### GIVEN INFORMATION
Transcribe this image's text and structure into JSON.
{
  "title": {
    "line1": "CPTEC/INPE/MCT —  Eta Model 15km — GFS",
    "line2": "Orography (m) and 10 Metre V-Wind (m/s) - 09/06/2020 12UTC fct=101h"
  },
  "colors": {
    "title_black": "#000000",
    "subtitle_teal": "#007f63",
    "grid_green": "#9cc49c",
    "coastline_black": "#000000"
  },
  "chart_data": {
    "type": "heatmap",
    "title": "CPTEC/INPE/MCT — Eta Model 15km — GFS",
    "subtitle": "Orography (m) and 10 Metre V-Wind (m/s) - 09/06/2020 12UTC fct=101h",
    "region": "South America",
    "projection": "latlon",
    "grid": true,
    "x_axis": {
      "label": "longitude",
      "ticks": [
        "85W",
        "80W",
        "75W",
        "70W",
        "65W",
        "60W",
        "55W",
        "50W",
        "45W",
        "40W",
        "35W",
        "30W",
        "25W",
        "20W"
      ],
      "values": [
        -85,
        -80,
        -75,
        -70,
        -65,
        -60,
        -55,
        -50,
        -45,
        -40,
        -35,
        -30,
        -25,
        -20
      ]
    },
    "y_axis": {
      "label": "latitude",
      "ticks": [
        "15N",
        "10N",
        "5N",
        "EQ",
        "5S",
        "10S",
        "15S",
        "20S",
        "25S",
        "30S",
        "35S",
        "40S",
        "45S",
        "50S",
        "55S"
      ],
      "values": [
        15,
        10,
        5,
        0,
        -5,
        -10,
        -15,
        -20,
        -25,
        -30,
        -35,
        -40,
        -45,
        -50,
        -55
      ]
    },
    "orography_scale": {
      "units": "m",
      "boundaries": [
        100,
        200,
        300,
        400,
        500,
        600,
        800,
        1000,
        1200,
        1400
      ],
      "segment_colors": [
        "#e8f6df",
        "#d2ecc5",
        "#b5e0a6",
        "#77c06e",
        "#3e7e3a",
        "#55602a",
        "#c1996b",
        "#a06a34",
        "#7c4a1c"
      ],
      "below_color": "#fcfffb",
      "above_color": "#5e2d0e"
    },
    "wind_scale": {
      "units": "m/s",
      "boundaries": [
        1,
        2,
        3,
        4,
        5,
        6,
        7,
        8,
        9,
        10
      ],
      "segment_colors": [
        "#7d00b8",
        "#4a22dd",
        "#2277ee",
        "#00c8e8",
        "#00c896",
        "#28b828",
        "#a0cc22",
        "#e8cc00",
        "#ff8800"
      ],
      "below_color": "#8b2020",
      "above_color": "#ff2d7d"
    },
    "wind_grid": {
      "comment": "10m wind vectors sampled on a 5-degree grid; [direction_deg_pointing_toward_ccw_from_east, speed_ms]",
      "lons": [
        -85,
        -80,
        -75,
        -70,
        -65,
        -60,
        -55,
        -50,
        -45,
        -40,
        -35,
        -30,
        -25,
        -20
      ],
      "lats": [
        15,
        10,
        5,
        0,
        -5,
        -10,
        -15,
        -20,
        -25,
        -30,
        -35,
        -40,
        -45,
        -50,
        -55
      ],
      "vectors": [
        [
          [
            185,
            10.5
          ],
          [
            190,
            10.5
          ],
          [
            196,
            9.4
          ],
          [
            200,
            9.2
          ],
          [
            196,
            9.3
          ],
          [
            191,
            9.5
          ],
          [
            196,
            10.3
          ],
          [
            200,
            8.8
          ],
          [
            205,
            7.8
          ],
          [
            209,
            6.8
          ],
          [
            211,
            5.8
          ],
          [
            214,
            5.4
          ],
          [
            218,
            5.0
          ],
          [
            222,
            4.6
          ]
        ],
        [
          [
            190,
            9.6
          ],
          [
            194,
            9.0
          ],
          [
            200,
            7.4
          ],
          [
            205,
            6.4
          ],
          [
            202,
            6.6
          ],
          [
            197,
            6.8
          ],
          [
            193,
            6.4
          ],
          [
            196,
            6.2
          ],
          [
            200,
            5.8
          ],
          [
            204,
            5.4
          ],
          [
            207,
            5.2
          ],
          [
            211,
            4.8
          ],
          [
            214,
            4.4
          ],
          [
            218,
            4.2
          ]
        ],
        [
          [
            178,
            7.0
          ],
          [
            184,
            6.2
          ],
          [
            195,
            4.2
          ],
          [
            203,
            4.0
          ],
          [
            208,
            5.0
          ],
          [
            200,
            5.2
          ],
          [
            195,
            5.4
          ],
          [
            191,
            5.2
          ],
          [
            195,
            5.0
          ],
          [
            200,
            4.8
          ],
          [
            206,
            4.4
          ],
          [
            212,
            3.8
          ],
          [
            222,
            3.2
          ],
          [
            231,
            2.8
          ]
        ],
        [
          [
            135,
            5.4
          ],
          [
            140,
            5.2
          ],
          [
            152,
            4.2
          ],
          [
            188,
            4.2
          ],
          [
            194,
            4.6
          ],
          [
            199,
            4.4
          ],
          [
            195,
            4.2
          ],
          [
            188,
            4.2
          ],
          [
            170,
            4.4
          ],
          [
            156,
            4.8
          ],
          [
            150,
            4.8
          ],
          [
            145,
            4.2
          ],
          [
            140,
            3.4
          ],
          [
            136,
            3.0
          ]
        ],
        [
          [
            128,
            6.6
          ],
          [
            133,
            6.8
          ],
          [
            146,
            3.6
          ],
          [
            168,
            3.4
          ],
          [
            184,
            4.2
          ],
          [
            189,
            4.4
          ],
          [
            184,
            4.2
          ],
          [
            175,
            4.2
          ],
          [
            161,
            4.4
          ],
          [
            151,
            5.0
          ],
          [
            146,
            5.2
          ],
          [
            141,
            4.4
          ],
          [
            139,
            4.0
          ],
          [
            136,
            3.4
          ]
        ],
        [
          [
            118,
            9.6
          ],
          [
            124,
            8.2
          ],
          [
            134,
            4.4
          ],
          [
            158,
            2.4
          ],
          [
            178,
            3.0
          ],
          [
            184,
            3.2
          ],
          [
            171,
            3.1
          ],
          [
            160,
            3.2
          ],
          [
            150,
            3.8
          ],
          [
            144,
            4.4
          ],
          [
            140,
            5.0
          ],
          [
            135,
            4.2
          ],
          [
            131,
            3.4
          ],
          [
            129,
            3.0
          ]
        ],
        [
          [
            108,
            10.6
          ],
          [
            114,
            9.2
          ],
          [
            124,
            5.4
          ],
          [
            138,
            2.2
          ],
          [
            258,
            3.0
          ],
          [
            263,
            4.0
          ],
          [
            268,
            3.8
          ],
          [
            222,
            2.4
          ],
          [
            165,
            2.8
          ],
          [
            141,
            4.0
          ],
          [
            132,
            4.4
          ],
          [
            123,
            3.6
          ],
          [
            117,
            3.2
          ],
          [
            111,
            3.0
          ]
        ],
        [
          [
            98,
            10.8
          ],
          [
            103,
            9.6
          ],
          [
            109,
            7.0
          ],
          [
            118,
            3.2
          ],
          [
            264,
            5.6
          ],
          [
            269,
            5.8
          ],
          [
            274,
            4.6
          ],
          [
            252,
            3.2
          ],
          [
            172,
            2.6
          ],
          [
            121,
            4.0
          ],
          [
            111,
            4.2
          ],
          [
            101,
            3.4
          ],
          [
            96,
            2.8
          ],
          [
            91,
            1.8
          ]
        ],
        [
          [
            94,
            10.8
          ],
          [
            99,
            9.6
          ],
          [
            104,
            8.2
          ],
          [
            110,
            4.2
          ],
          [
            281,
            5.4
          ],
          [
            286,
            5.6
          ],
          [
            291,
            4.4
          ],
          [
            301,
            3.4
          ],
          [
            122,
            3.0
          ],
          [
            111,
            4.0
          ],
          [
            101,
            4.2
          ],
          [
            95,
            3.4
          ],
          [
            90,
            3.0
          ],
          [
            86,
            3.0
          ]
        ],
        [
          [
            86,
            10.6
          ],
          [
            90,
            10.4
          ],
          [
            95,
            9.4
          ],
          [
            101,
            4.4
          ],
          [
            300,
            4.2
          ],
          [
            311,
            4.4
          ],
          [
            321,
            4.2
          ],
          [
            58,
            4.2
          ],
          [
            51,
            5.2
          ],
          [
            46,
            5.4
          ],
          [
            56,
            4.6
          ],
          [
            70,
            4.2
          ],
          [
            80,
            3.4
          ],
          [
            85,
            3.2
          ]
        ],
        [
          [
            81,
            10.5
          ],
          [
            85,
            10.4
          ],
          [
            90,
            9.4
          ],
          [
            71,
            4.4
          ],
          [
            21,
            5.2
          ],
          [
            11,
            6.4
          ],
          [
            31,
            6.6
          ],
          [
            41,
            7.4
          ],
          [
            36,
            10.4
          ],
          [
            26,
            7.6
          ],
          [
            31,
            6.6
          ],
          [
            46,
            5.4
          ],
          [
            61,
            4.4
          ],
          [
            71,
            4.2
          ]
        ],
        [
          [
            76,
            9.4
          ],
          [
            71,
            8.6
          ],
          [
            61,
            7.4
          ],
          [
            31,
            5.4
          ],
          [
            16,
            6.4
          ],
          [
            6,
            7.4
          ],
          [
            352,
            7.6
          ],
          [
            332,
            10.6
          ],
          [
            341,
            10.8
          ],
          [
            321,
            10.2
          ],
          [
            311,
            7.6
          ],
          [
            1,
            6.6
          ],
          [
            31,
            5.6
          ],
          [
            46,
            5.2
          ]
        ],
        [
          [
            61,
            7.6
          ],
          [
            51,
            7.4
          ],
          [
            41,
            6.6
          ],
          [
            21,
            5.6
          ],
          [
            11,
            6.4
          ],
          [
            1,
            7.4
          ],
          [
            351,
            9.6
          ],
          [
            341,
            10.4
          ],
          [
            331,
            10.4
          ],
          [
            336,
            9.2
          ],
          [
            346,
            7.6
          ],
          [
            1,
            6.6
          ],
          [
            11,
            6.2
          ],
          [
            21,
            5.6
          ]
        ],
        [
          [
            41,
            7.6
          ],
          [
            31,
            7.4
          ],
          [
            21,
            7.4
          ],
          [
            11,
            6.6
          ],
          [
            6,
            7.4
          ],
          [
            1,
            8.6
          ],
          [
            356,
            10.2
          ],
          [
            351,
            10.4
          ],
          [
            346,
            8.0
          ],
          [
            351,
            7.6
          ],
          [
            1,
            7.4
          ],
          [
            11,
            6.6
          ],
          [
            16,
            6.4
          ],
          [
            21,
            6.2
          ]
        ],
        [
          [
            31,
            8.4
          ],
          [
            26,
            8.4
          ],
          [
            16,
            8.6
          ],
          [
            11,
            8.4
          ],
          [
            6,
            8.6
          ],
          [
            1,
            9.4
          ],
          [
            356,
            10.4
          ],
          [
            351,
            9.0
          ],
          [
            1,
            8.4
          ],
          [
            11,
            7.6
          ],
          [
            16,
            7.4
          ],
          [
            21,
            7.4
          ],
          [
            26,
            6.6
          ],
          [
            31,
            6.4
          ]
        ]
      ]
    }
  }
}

### TASK DESCRIPTION
From the records above, how many lines include the word "Model"? Only the number is wanted.

### CORRECT OUTPUT
2